-- BEGIN --

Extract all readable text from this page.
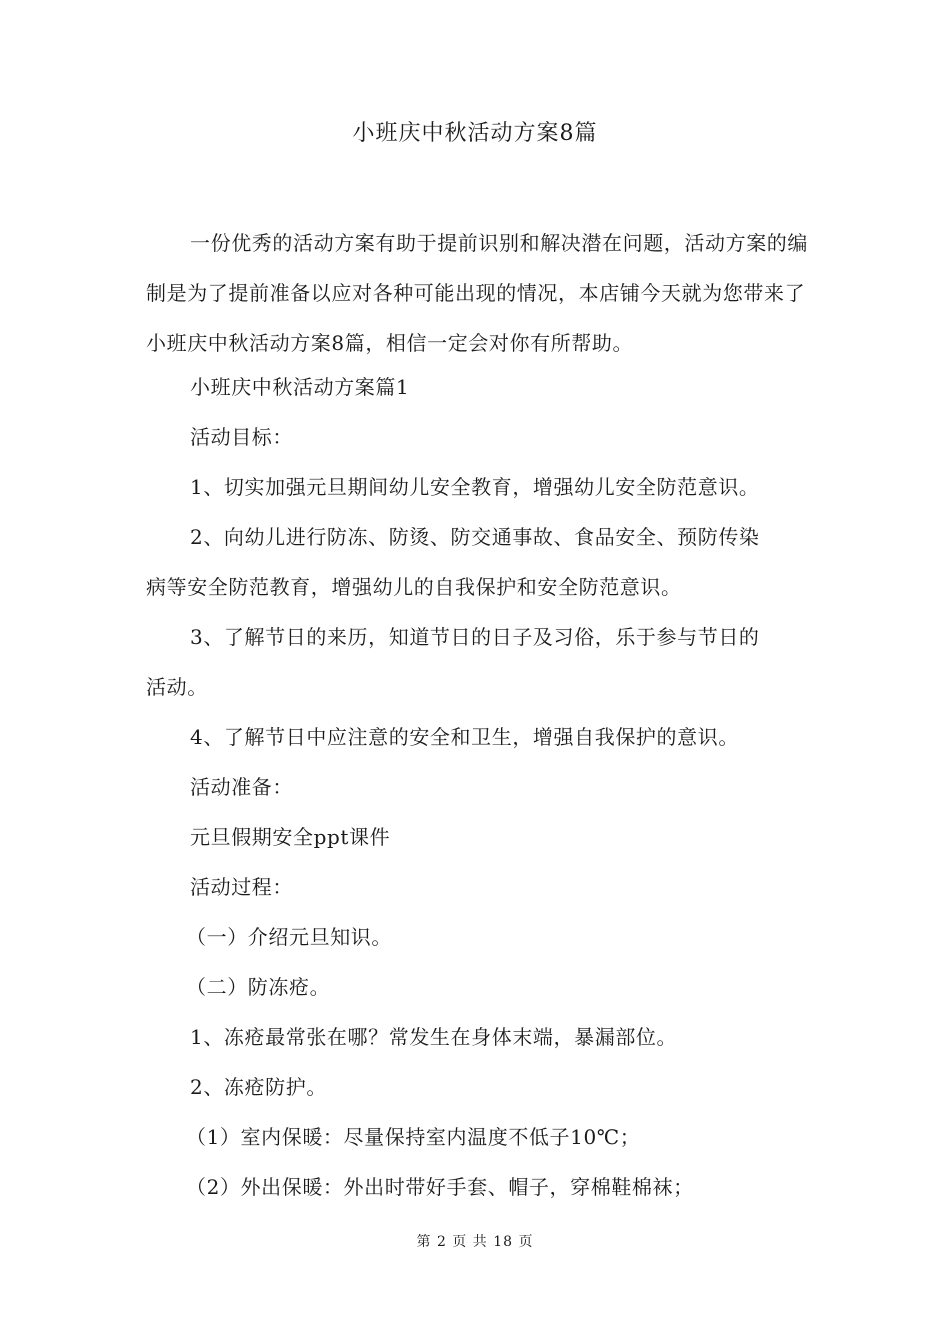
小班庆中秋活动方案8篇

一份优秀的活动方案有助于提前识别和解决潜在问题，活动方案的编制是为了提前准备以应对各种可能出现的情况，本店铺今天就为您带来了小班庆中秋活动方案8篇，相信一定会对你有所帮助。

小班庆中秋活动方案篇1

活动目标：

1、切实加强元旦期间幼儿安全教育，增强幼儿安全防范意识。

2、向幼儿进行防冻、防烫、防交通事故、食品安全、预防传染

病等安全防范教育，增强幼儿的自我保护和安全防范意识。

3、了解节日的来历，知道节日的日子及习俗，乐于参与节日的

活动。

4、了解节日中应注意的安全和卫生，增强自我保护的意识。

活动准备：

元旦假期安全ppt课件

活动过程：

（一）介绍元旦知识。

（二）防冻疮。

1、冻疮最常张在哪？常发生在身体末端，暴漏部位。

2、冻疮防护。

（1）室内保暖：尽量保持室内温度不低子10℃；

（2）外出保暖：外出时带好手套、帽子，穿棉鞋棉袜；

第 2 页 共 18 页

-- END --

Exercise goal: Write out the listing above again, exactly, but with no pictures in the copy.

Worked solution:
Extract all readable text from this page.
小班庆中秋活动方案8篇

一份优秀的活动方案有助于提前识别和解决潜在问题，活动方案的编制是为了提前准备以应对各种可能出现的情况，本店铺今天就为您带来了小班庆中秋活动方案8篇，相信一定会对你有所帮助。

小班庆中秋活动方案篇1

活动目标：

1、切实加强元旦期间幼儿安全教育，增强幼儿安全防范意识。

2、向幼儿进行防冻、防烫、防交通事故、食品安全、预防传染

病等安全防范教育，增强幼儿的自我保护和安全防范意识。

3、了解节日的来历，知道节日的日子及习俗，乐于参与节日的

活动。

4、了解节日中应注意的安全和卫生，增强自我保护的意识。

活动准备：

元旦假期安全ppt课件

活动过程：

（一）介绍元旦知识。

（二）防冻疮。

1、冻疮最常张在哪？常发生在身体末端，暴漏部位。

2、冻疮防护。

（1）室内保暖：尽量保持室内温度不低子10℃；

（2）外出保暖：外出时带好手套、帽子，穿棉鞋棉袜；

第 2 页 共 18 页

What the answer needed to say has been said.